▸ EXERCISE INSTRUCTIONS
Set down the full listing exactly, character for character.

#####

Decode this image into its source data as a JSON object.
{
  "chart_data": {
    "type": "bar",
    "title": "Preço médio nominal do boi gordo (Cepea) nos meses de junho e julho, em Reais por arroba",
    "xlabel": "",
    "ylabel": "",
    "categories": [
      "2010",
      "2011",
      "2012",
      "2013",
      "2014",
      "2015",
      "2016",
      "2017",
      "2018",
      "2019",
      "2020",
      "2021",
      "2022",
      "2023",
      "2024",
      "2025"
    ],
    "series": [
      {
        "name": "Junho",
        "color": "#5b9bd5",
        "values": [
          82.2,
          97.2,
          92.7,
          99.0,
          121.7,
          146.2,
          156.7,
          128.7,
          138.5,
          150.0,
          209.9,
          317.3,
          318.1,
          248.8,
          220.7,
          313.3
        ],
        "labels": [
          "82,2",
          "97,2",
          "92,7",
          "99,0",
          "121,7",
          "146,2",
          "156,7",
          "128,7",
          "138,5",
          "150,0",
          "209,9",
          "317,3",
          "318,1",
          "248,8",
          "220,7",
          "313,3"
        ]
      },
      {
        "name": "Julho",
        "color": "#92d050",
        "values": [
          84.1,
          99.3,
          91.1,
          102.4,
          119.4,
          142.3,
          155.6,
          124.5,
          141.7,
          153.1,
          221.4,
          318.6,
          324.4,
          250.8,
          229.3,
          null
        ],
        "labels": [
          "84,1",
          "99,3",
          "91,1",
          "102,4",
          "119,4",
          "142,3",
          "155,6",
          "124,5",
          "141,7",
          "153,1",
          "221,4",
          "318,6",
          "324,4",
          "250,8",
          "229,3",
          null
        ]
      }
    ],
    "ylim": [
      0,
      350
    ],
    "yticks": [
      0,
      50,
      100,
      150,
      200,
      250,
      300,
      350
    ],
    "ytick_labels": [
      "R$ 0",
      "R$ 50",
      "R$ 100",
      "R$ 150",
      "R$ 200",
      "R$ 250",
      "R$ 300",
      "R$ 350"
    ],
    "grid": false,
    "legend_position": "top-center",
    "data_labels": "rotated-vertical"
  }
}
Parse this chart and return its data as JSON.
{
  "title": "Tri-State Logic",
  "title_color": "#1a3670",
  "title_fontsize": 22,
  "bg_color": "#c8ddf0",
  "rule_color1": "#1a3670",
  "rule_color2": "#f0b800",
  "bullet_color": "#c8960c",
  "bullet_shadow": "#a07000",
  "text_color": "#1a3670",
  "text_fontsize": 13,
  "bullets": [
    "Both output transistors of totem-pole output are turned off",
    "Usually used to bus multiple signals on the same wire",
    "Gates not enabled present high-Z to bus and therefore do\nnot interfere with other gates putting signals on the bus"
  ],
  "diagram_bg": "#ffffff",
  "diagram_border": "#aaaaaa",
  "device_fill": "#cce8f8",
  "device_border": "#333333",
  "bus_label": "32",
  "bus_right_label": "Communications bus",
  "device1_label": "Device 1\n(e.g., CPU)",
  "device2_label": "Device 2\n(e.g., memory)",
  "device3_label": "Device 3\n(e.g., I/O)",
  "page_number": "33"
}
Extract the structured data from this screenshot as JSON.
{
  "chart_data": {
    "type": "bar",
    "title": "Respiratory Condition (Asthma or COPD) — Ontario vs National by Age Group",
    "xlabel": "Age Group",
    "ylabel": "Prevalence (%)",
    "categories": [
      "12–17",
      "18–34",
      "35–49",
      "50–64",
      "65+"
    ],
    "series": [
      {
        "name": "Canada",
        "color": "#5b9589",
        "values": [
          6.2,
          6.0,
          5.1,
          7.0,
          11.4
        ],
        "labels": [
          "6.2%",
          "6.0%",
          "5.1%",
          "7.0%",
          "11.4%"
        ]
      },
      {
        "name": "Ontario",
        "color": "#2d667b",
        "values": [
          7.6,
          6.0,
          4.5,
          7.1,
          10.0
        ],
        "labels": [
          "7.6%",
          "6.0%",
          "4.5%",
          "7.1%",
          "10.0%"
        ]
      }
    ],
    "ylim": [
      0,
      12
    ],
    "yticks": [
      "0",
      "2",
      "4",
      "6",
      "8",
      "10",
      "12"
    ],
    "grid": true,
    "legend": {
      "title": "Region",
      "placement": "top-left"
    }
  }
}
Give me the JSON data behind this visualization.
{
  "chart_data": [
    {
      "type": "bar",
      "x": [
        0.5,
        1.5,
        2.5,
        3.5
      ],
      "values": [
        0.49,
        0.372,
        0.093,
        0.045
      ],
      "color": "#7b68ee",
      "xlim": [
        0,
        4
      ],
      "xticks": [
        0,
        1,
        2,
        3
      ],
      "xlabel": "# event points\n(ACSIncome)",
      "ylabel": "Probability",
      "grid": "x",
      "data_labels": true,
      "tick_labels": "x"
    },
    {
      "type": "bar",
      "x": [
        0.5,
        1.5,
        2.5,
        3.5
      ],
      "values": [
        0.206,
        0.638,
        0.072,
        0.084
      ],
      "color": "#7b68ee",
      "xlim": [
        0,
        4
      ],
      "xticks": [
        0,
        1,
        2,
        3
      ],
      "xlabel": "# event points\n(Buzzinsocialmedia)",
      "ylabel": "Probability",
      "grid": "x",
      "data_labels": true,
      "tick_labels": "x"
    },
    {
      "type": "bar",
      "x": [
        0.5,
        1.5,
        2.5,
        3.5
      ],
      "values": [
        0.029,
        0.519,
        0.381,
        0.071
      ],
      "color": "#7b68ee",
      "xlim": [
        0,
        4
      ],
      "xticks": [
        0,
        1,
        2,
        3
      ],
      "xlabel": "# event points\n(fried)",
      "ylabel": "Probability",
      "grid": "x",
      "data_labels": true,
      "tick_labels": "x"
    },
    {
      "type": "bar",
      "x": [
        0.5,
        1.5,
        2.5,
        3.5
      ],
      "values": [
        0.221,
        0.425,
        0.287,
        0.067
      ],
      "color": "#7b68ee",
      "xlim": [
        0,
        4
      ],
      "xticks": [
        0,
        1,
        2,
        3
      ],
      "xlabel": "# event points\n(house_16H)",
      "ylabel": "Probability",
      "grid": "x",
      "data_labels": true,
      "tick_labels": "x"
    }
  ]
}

#####

▸ WRITTEN ANSWER
Decode this image into its source data as a JSON object.
{
  "chart_data": {
    "type": "bar",
    "title": "Preço médio nominal do boi gordo (Cepea) nos meses de junho e julho, em Reais por arroba",
    "xlabel": "",
    "ylabel": "",
    "categories": [
      "2010",
      "2011",
      "2012",
      "2013",
      "2014",
      "2015",
      "2016",
      "2017",
      "2018",
      "2019",
      "2020",
      "2021",
      "2022",
      "2023",
      "2024",
      "2025"
    ],
    "series": [
      {
        "name": "Junho",
        "color": "#5b9bd5",
        "values": [
          82.2,
          97.2,
          92.7,
          99.0,
          121.7,
          146.2,
          156.7,
          128.7,
          138.5,
          150.0,
          209.9,
          317.3,
          318.1,
          248.8,
          220.7,
          313.3
        ],
        "labels": [
          "82,2",
          "97,2",
          "92,7",
          "99,0",
          "121,7",
          "146,2",
          "156,7",
          "128,7",
          "138,5",
          "150,0",
          "209,9",
          "317,3",
          "318,1",
          "248,8",
          "220,7",
          "313,3"
        ]
      },
      {
        "name": "Julho",
        "color": "#92d050",
        "values": [
          84.1,
          99.3,
          91.1,
          102.4,
          119.4,
          142.3,
          155.6,
          124.5,
          141.7,
          153.1,
          221.4,
          318.6,
          324.4,
          250.8,
          229.3,
          null
        ],
        "labels": [
          "84,1",
          "99,3",
          "91,1",
          "102,4",
          "119,4",
          "142,3",
          "155,6",
          "124,5",
          "141,7",
          "153,1",
          "221,4",
          "318,6",
          "324,4",
          "250,8",
          "229,3",
          null
        ]
      }
    ],
    "ylim": [
      0,
      350
    ],
    "yticks": [
      0,
      50,
      100,
      150,
      200,
      250,
      300,
      350
    ],
    "ytick_labels": [
      "R$ 0",
      "R$ 50",
      "R$ 100",
      "R$ 150",
      "R$ 200",
      "R$ 250",
      "R$ 300",
      "R$ 350"
    ],
    "grid": false,
    "legend_position": "top-center",
    "data_labels": "rotated-vertical"
  }
}
Parse this chart and return its data as JSON.
{
  "title": "Tri-State Logic",
  "title_color": "#1a3670",
  "title_fontsize": 22,
  "bg_color": "#c8ddf0",
  "rule_color1": "#1a3670",
  "rule_color2": "#f0b800",
  "bullet_color": "#c8960c",
  "bullet_shadow": "#a07000",
  "text_color": "#1a3670",
  "text_fontsize": 13,
  "bullets": [
    "Both output transistors of totem-pole output are turned off",
    "Usually used to bus multiple signals on the same wire",
    "Gates not enabled present high-Z to bus and therefore do\nnot interfere with other gates putting signals on the bus"
  ],
  "diagram_bg": "#ffffff",
  "diagram_border": "#aaaaaa",
  "device_fill": "#cce8f8",
  "device_border": "#333333",
  "bus_label": "32",
  "bus_right_label": "Communications bus",
  "device1_label": "Device 1\n(e.g., CPU)",
  "device2_label": "Device 2\n(e.g., memory)",
  "device3_label": "Device 3\n(e.g., I/O)",
  "page_number": "33"
}
Extract the structured data from this screenshot as JSON.
{
  "chart_data": {
    "type": "bar",
    "title": "Respiratory Condition (Asthma or COPD) — Ontario vs National by Age Group",
    "xlabel": "Age Group",
    "ylabel": "Prevalence (%)",
    "categories": [
      "12–17",
      "18–34",
      "35–49",
      "50–64",
      "65+"
    ],
    "series": [
      {
        "name": "Canada",
        "color": "#5b9589",
        "values": [
          6.2,
          6.0,
          5.1,
          7.0,
          11.4
        ],
        "labels": [
          "6.2%",
          "6.0%",
          "5.1%",
          "7.0%",
          "11.4%"
        ]
      },
      {
        "name": "Ontario",
        "color": "#2d667b",
        "values": [
          7.6,
          6.0,
          4.5,
          7.1,
          10.0
        ],
        "labels": [
          "7.6%",
          "6.0%",
          "4.5%",
          "7.1%",
          "10.0%"
        ]
      }
    ],
    "ylim": [
      0,
      12
    ],
    "yticks": [
      "0",
      "2",
      "4",
      "6",
      "8",
      "10",
      "12"
    ],
    "grid": true,
    "legend": {
      "title": "Region",
      "placement": "top-left"
    }
  }
}
Give me the JSON data behind this visualization.
{
  "chart_data": [
    {
      "type": "bar",
      "x": [
        0.5,
        1.5,
        2.5,
        3.5
      ],
      "values": [
        0.49,
        0.372,
        0.093,
        0.045
      ],
      "color": "#7b68ee",
      "xlim": [
        0,
        4
      ],
      "xticks": [
        0,
        1,
        2,
        3
      ],
      "xlabel": "# event points\n(ACSIncome)",
      "ylabel": "Probability",
      "grid": "x",
      "data_labels": true,
      "tick_labels": "x"
    },
    {
      "type": "bar",
      "x": [
        0.5,
        1.5,
        2.5,
        3.5
      ],
      "values": [
        0.206,
        0.638,
        0.072,
        0.084
      ],
      "color": "#7b68ee",
      "xlim": [
        0,
        4
      ],
      "xticks": [
        0,
        1,
        2,
        3
      ],
      "xlabel": "# event points\n(Buzzinsocialmedia)",
      "ylabel": "Probability",
      "grid": "x",
      "data_labels": true,
      "tick_labels": "x"
    },
    {
      "type": "bar",
      "x": [
        0.5,
        1.5,
        2.5,
        3.5
      ],
      "values": [
        0.029,
        0.519,
        0.381,
        0.071
      ],
      "color": "#7b68ee",
      "xlim": [
        0,
        4
      ],
      "xticks": [
        0,
        1,
        2,
        3
      ],
      "xlabel": "# event points\n(fried)",
      "ylabel": "Probability",
      "grid": "x",
      "data_labels": true,
      "tick_labels": "x"
    },
    {
      "type": "bar",
      "x": [
        0.5,
        1.5,
        2.5,
        3.5
      ],
      "values": [
        0.221,
        0.425,
        0.287,
        0.067
      ],
      "color": "#7b68ee",
      "xlim": [
        0,
        4
      ],
      "xticks": [
        0,
        1,
        2,
        3
      ],
      "xlabel": "# event points\n(house_16H)",
      "ylabel": "Probability",
      "grid": "x",
      "data_labels": true,
      "tick_labels": "x"
    }
  ]
}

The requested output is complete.